- [WHAT IS EXPECTED] Find each line with the word "Year" in it, then give the total alone.

:: RECORDS FOR THE TASK

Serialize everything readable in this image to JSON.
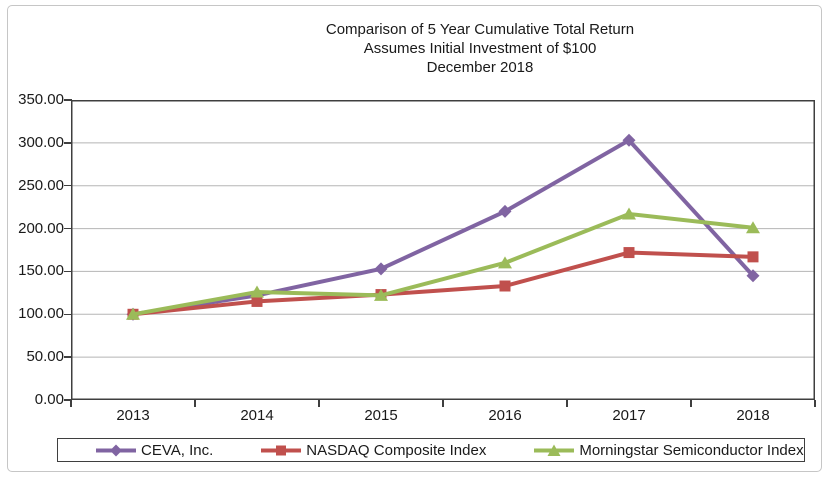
{
  "title": {
    "line1": "Comparison of 5 Year Cumulative Total Return",
    "line2": "Assumes Initial Investment of $100",
    "line3": "December 2018"
  },
  "chart_data": {
    "type": "line",
    "title": "Comparison of 5 Year Cumulative Total Return",
    "subtitle": "Assumes Initial Investment of $100",
    "period_label": "December 2018",
    "categories": [
      "2013",
      "2014",
      "2015",
      "2016",
      "2017",
      "2018"
    ],
    "series": [
      {
        "name": "CEVA, Inc.",
        "color": "#8064A2",
        "marker": "diamond",
        "values": [
          100,
          122,
          153,
          220,
          303,
          145
        ]
      },
      {
        "name": "NASDAQ Composite Index",
        "color": "#C0504D",
        "marker": "square",
        "values": [
          100,
          115,
          123,
          133,
          172,
          167
        ]
      },
      {
        "name": "Morningstar Semiconductor Index",
        "color": "#9BBB59",
        "marker": "triangle",
        "values": [
          100,
          126,
          122,
          160,
          217,
          201
        ]
      }
    ],
    "ylim": [
      0,
      350
    ],
    "y_tick_step": 50,
    "y_tick_labels": [
      "0.00",
      "50.00",
      "100.00",
      "150.00",
      "200.00",
      "250.00",
      "300.00",
      "350.00"
    ],
    "grid": true,
    "legend_position": "bottom",
    "gridline_color": "#b5b5b5",
    "axis_color": "#3f3f3f",
    "frame_border_color": "#c6c6c6",
    "background_color": "#ffffff"
  }
}
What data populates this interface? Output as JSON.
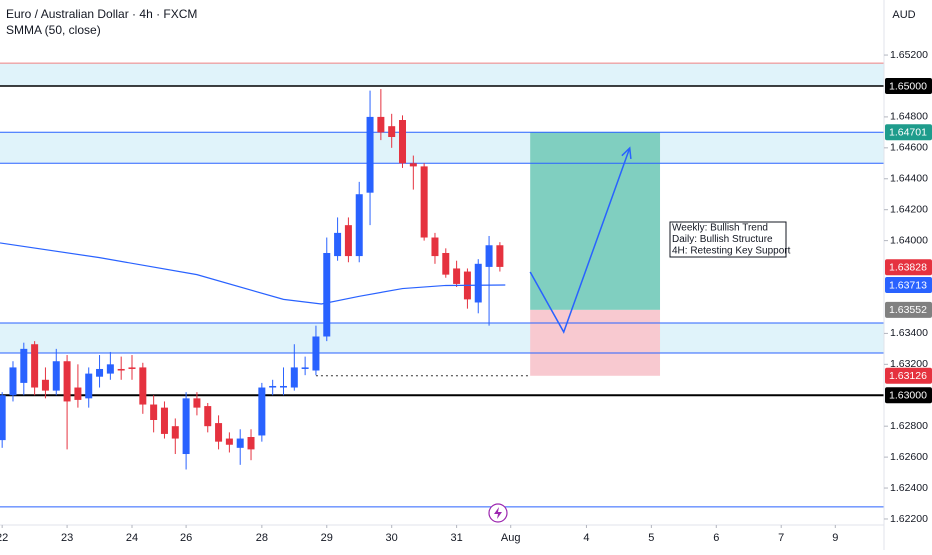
{
  "chart_data": {
    "type": "candlestick",
    "title": "Euro / Australian Dollar · 4h · FXCM",
    "currency": "AUD",
    "xlim": [
      -0.2,
      81.5
    ],
    "ylim": [
      1.62161,
      1.65556
    ],
    "xticks": [
      {
        "value": 0,
        "label": "22"
      },
      {
        "value": 6,
        "label": "23"
      },
      {
        "value": 12,
        "label": "24"
      },
      {
        "value": 17,
        "label": "26"
      },
      {
        "value": 24,
        "label": "28"
      },
      {
        "value": 30,
        "label": "29"
      },
      {
        "value": 36,
        "label": "30"
      },
      {
        "value": 42,
        "label": "31"
      },
      {
        "value": 47,
        "label": "Aug"
      },
      {
        "value": 54,
        "label": "4"
      },
      {
        "value": 60,
        "label": "5"
      },
      {
        "value": 66,
        "label": "6"
      },
      {
        "value": 72,
        "label": "7"
      },
      {
        "value": 77,
        "label": "9"
      }
    ],
    "yticks": [
      {
        "value": 1.652,
        "label": "1.65200"
      },
      {
        "value": 1.648,
        "label": "1.64800"
      },
      {
        "value": 1.646,
        "label": "1.64600"
      },
      {
        "value": 1.644,
        "label": "1.64400"
      },
      {
        "value": 1.642,
        "label": "1.64200"
      },
      {
        "value": 1.64,
        "label": "1.64000"
      },
      {
        "value": 1.634,
        "label": "1.63400"
      },
      {
        "value": 1.632,
        "label": "1.63200"
      },
      {
        "value": 1.628,
        "label": "1.62800"
      },
      {
        "value": 1.626,
        "label": "1.62600"
      },
      {
        "value": 1.624,
        "label": "1.62400"
      },
      {
        "value": 1.622,
        "label": "1.62200"
      }
    ],
    "up_color": "#2962ff",
    "down_color": "#e5323f",
    "open": [
      1.6271,
      1.63,
      1.6308,
      1.6333,
      1.631,
      1.6303,
      1.6322,
      1.6305,
      1.6298,
      1.6312,
      1.6314,
      1.6317,
      1.6318,
      1.6318,
      1.6294,
      1.6292,
      1.628,
      1.6262,
      1.6298,
      1.6293,
      1.6282,
      1.6272,
      1.6266,
      1.6273,
      1.6274,
      1.6305,
      1.6305,
      1.6305,
      1.6317,
      1.6316,
      1.6338,
      1.639,
      1.641,
      1.639,
      1.6431,
      1.648,
      1.6474,
      1.6478,
      1.645,
      1.6448,
      1.6402,
      1.6392,
      1.6382,
      1.638,
      1.636,
      1.6383,
      1.6397
    ],
    "high": [
      1.6302,
      1.6322,
      1.6334,
      1.6335,
      1.6318,
      1.633,
      1.6326,
      1.632,
      1.6318,
      1.6326,
      1.6328,
      1.6325,
      1.6326,
      1.6321,
      1.63,
      1.6296,
      1.6285,
      1.6302,
      1.6302,
      1.6295,
      1.6287,
      1.6276,
      1.6278,
      1.6278,
      1.6308,
      1.631,
      1.6318,
      1.6333,
      1.6325,
      1.6345,
      1.6402,
      1.6415,
      1.6415,
      1.6438,
      1.6497,
      1.6498,
      1.6482,
      1.6481,
      1.6455,
      1.645,
      1.6405,
      1.6395,
      1.6387,
      1.6382,
      1.6388,
      1.6403,
      1.6399
    ],
    "low": [
      1.6266,
      1.6296,
      1.63,
      1.63,
      1.6298,
      1.63,
      1.6265,
      1.6292,
      1.6292,
      1.6305,
      1.631,
      1.631,
      1.631,
      1.6288,
      1.6276,
      1.6272,
      1.6262,
      1.6252,
      1.6287,
      1.6276,
      1.6265,
      1.6263,
      1.6255,
      1.6258,
      1.627,
      1.63,
      1.63,
      1.6303,
      1.6313,
      1.6313,
      1.6335,
      1.6387,
      1.6386,
      1.6386,
      1.641,
      1.6465,
      1.646,
      1.6447,
      1.6433,
      1.64,
      1.6385,
      1.6376,
      1.637,
      1.6356,
      1.6353,
      1.6345,
      1.638
    ],
    "close": [
      1.63,
      1.6318,
      1.633,
      1.6305,
      1.6303,
      1.6322,
      1.6296,
      1.6297,
      1.6314,
      1.6317,
      1.632,
      1.6316,
      1.6317,
      1.6294,
      1.6284,
      1.6275,
      1.6272,
      1.6298,
      1.6292,
      1.628,
      1.627,
      1.6268,
      1.6272,
      1.6265,
      1.6305,
      1.6306,
      1.6306,
      1.6318,
      1.6318,
      1.6338,
      1.6392,
      1.6405,
      1.639,
      1.643,
      1.648,
      1.647,
      1.6467,
      1.645,
      1.6448,
      1.6402,
      1.639,
      1.6378,
      1.6372,
      1.6362,
      1.6385,
      1.6397,
      1.6383
    ],
    "indicator": {
      "name": "SMMA (50, close)",
      "color": "#2962ff",
      "x": [
        -0.2,
        9,
        18,
        26,
        29.5,
        33,
        37,
        41,
        46.5
      ],
      "values": [
        1.63985,
        1.6389,
        1.6378,
        1.6362,
        1.6359,
        1.6364,
        1.6369,
        1.6371,
        1.63713
      ]
    },
    "zones": [
      {
        "range": [
          1.65,
          1.65148
        ],
        "color": "#e0f3fa"
      },
      {
        "range": [
          1.645,
          1.64701
        ],
        "color": "#e0f3fa"
      },
      {
        "range": [
          1.63273,
          1.63467
        ],
        "color": "#e0f3fa"
      }
    ],
    "levels": [
      {
        "value": 1.65148,
        "color": "#f08080",
        "width": 1
      },
      {
        "value": 1.65,
        "color": "#000000",
        "width": 1.5
      },
      {
        "value": 1.64701,
        "color": "#2962ff",
        "width": 1
      },
      {
        "value": 1.645,
        "color": "#2962ff",
        "width": 1
      },
      {
        "value": 1.63467,
        "color": "#2962ff",
        "width": 1
      },
      {
        "value": 1.63273,
        "color": "#2962ff",
        "width": 1
      },
      {
        "value": 1.63,
        "color": "#000000",
        "width": 2
      },
      {
        "value": 1.62278,
        "color": "#2962ff",
        "width": 1
      }
    ],
    "position": {
      "x": [
        48.8,
        60.8
      ],
      "entry": 1.63552,
      "target": 1.64701,
      "stop": 1.63126,
      "profit_color": "#80cfc0",
      "loss_color": "#f8c9d0"
    },
    "projection": {
      "color": "#2962ff",
      "x": [
        48.8,
        51.9,
        58.0
      ],
      "values": [
        1.63797,
        1.63409,
        1.64599
      ]
    },
    "note": [
      "Weekly: Bullish Trend",
      "Daily: Bullish Structure",
      "4H: Retesting Key Support"
    ],
    "price_labels": [
      {
        "value": {
          "value": 1.65,
          "label": "1.65000"
        },
        "color": "#000000"
      },
      {
        "value": 1.64701,
        "color": "#1e9c8c"
      },
      {
        "value": 1.63828,
        "color": "#e5323f"
      },
      {
        "value": 1.63713,
        "color": "#2962ff"
      },
      {
        "value": 1.63552,
        "color": "#808080"
      },
      {
        "value": 1.63126,
        "color": "#e5323f"
      },
      {
        "value": {
          "value": 1.63,
          "label": "1.63000"
        },
        "color": "#000000"
      }
    ]
  }
}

::::

- [RESULT BELOW] 2